Some records

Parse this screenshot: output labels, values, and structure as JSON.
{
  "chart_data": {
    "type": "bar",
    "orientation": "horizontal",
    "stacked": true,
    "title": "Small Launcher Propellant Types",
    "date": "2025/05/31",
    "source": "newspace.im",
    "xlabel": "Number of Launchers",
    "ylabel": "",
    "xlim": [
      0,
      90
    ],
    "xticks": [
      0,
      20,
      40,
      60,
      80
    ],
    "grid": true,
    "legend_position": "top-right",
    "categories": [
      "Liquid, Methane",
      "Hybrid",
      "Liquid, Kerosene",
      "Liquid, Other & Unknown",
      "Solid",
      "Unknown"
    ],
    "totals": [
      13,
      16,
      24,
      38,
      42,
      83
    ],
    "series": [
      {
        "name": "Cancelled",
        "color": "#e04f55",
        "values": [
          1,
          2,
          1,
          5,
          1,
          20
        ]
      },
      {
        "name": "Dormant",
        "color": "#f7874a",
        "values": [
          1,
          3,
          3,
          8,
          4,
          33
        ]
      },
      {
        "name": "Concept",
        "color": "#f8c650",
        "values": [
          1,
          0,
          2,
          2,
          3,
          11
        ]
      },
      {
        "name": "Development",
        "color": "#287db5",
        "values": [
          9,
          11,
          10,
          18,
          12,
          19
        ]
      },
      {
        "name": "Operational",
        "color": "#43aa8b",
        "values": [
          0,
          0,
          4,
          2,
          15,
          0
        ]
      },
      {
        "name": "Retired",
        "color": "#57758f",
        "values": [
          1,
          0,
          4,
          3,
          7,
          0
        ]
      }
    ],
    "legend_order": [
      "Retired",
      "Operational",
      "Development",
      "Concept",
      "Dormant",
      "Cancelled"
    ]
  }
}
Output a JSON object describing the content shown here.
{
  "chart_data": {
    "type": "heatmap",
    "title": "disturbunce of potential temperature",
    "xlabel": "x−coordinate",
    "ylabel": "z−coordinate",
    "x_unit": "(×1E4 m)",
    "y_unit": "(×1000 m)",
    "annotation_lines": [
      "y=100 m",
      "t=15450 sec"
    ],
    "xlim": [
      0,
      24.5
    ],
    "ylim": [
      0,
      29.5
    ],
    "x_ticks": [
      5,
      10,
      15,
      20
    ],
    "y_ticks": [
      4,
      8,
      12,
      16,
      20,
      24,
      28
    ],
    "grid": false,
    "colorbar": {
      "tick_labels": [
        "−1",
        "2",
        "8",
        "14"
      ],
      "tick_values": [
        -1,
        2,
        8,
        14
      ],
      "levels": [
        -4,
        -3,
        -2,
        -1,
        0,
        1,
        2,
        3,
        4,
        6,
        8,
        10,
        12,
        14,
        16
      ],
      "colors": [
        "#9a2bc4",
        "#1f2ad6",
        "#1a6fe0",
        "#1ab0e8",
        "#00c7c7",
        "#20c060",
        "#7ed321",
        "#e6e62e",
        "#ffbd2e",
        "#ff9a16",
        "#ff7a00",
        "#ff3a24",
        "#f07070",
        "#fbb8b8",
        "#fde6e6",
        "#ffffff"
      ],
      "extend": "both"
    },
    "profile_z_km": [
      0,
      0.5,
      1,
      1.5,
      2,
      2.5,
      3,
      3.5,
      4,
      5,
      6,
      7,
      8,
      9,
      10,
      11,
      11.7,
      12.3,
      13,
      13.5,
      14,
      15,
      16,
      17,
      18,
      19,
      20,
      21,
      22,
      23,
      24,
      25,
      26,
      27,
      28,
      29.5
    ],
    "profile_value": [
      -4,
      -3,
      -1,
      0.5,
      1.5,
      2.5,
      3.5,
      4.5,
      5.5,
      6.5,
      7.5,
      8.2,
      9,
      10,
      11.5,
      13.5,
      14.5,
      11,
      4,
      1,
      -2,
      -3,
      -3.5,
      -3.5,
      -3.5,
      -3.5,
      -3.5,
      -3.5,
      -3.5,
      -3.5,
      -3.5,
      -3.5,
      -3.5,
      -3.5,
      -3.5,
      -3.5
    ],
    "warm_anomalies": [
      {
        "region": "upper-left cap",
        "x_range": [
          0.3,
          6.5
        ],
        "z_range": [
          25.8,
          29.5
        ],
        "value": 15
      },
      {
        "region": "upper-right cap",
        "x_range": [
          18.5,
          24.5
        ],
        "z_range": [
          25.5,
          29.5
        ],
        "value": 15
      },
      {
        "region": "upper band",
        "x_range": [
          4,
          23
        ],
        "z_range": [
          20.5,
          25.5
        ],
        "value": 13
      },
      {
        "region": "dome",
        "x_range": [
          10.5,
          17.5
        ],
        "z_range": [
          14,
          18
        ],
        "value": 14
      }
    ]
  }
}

PROBLEM DETAILS :: Pull out every line of the entries that includes the word "title".

TASK ANSWER ::
    "title": "Small Launcher Propellant Types",
    "title": "disturbunce of potential temperature",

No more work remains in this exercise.